▸ Problem requirements: Reproduce the records word for word, beginning with their first line and continuing through the line that contains "verified-badge-icon[interactable] — [421, 194, 453, 226]", including that line.

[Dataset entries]
....................
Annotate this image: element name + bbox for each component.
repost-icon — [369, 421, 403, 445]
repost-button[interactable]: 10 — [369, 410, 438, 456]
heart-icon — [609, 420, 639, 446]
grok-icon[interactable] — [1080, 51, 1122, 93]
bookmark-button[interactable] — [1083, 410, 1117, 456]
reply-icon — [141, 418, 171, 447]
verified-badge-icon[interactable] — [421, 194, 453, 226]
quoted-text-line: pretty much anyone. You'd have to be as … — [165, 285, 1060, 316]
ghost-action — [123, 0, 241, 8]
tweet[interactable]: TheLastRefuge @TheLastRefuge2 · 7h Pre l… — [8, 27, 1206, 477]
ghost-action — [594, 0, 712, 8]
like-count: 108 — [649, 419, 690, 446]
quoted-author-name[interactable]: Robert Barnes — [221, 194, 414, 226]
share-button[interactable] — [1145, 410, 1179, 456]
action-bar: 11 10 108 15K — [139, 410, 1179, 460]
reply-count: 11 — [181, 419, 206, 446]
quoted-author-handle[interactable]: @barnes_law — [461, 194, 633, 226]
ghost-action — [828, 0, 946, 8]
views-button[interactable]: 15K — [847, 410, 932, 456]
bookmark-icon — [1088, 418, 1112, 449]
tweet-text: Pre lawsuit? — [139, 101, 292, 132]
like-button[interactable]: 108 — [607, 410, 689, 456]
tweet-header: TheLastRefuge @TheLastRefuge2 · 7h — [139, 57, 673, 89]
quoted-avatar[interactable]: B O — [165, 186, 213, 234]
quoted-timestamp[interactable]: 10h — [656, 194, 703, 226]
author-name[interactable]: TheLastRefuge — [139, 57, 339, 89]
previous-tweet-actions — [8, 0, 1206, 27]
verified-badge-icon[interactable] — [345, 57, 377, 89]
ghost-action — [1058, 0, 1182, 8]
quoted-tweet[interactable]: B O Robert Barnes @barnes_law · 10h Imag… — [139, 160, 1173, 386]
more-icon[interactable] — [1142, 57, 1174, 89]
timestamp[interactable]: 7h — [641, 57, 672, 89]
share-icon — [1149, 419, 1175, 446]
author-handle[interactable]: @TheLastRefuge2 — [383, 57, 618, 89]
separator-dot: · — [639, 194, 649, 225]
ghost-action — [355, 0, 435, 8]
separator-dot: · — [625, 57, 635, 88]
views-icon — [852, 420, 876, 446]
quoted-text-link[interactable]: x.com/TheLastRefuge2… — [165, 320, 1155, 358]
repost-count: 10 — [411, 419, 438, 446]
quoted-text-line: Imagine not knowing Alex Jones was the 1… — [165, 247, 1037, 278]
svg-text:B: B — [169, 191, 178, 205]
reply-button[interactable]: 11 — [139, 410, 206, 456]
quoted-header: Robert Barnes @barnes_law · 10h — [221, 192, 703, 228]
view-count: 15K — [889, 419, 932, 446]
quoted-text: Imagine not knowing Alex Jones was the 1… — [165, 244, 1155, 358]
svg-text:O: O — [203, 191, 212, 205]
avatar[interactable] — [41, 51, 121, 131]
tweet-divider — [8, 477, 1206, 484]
....................
▸ Complete output:
Annotate this image: element name + bbox for each component.
repost-icon — [369, 421, 403, 445]
repost-button[interactable]: 10 — [369, 410, 438, 456]
heart-icon — [609, 420, 639, 446]
grok-icon[interactable] — [1080, 51, 1122, 93]
bookmark-button[interactable] — [1083, 410, 1117, 456]
reply-icon — [141, 418, 171, 447]
verified-badge-icon[interactable] — [421, 194, 453, 226]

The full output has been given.